* [WRITTEN REQUEST]
Extract every line that contains the string "icon".

* [ENTRIES]
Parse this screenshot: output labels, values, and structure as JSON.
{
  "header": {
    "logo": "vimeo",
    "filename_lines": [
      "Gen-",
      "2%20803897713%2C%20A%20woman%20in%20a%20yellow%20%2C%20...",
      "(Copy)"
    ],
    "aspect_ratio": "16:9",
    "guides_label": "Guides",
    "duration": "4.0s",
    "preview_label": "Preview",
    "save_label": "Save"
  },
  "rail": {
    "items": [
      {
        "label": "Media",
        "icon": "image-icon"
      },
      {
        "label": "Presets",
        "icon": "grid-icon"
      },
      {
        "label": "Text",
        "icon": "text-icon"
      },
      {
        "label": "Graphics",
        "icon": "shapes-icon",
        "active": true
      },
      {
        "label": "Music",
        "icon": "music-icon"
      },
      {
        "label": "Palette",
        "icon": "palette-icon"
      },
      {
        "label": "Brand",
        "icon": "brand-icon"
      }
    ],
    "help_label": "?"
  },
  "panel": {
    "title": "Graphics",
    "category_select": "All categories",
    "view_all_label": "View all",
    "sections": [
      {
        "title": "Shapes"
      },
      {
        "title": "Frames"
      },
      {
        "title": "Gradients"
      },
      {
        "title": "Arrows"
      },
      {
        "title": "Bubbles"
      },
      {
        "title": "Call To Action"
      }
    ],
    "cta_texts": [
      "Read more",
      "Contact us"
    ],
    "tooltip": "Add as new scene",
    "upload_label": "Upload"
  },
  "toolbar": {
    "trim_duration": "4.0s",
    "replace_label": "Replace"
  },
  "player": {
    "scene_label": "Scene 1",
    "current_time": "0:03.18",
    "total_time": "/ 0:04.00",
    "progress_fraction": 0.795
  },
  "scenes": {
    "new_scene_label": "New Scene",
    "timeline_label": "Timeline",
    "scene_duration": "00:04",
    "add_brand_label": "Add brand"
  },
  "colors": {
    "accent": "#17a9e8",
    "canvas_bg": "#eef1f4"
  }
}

* [EXERCISE SOLUTION]
        "icon": "image-icon"
        "icon": "grid-icon"
        "icon": "text-icon"
        "icon": "shapes-icon",
        "icon": "music-icon"
        "icon": "palette-icon"
        "icon": "brand-icon"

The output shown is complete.